• Objective
Find the line containing "Transcribe this image's". Reproduce it and every line after it up to the end of the records, exactly as written.

+++ Given information

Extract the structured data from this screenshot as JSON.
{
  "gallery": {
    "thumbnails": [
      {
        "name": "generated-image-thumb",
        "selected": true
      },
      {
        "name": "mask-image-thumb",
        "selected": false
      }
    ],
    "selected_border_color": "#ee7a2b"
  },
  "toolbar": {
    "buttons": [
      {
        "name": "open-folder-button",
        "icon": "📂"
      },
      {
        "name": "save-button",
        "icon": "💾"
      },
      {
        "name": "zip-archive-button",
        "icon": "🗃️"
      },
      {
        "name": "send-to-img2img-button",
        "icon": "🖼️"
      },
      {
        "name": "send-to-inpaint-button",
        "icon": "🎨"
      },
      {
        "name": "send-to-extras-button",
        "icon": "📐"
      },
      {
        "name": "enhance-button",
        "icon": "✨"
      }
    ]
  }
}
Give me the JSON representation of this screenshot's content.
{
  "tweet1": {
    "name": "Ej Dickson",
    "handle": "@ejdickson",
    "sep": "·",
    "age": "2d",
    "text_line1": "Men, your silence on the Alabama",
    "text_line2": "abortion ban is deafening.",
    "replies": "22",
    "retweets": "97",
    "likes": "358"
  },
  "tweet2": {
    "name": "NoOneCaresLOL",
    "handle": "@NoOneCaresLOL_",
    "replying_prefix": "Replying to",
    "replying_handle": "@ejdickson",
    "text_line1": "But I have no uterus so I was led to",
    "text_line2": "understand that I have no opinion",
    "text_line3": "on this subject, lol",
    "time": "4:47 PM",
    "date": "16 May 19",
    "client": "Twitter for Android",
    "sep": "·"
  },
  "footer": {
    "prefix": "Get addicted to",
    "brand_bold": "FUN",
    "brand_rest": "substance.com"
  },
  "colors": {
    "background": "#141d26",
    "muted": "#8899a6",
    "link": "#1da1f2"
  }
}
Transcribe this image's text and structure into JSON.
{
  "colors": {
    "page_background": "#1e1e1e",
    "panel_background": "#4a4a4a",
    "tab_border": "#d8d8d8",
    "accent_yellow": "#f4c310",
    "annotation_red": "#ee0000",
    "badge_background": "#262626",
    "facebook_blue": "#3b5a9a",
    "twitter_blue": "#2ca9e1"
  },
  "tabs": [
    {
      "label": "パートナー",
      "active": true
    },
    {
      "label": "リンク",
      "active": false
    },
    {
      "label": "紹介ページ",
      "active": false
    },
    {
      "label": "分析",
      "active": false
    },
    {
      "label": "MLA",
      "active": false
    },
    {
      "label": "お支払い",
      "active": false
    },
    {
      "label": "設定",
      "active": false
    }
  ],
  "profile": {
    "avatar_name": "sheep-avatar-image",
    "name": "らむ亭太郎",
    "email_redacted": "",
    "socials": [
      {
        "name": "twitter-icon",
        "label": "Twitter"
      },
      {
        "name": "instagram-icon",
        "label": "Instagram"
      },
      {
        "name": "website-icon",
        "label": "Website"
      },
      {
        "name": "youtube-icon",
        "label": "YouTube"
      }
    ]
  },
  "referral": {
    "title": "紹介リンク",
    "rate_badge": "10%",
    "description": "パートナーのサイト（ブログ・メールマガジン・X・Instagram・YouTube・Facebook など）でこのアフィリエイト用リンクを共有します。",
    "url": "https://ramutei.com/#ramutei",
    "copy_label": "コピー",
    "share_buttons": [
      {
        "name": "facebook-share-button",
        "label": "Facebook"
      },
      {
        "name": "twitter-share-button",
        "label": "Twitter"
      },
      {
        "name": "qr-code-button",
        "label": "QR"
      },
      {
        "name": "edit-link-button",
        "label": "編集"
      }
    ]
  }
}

++++++

• Final result
Transcribe this image's text and structure into JSON.
{
  "colors": {
    "page_background": "#1e1e1e",
    "panel_background": "#4a4a4a",
    "tab_border": "#d8d8d8",
    "accent_yellow": "#f4c310",
    "annotation_red": "#ee0000",
    "badge_background": "#262626",
    "facebook_blue": "#3b5a9a",
    "twitter_blue": "#2ca9e1"
  },
  "tabs": [
    {
      "label": "パートナー",
      "active": true
    },
    {
      "label": "リンク",
      "active": false
    },
    {
      "label": "紹介ページ",
      "active": false
    },
    {
      "label": "分析",
      "active": false
    },
    {
      "label": "MLA",
      "active": false
    },
    {
      "label": "お支払い",
      "active": false
    },
    {
      "label": "設定",
      "active": false
    }
  ],
  "profile": {
    "avatar_name": "sheep-avatar-image",
    "name": "らむ亭太郎",
    "email_redacted": "",
    "socials": [
      {
        "name": "twitter-icon",
        "label": "Twitter"
      },
      {
        "name": "instagram-icon",
        "label": "Instagram"
      },
      {
        "name": "website-icon",
        "label": "Website"
      },
      {
        "name": "youtube-icon",
        "label": "YouTube"
      }
    ]
  },
  "referral": {
    "title": "紹介リンク",
    "rate_badge": "10%",
    "description": "パートナーのサイト（ブログ・メールマガジン・X・Instagram・YouTube・Facebook など）でこのアフィリエイト用リンクを共有します。",
    "url": "https://ramutei.com/#ramutei",
    "copy_label": "コピー",
    "share_buttons": [
      {
        "name": "facebook-share-button",
        "label": "Facebook"
      },
      {
        "name": "twitter-share-button",
        "label": "Twitter"
      },
      {
        "name": "qr-code-button",
        "label": "QR"
      },
      {
        "name": "edit-link-button",
        "label": "編集"
      }
    ]
  }
}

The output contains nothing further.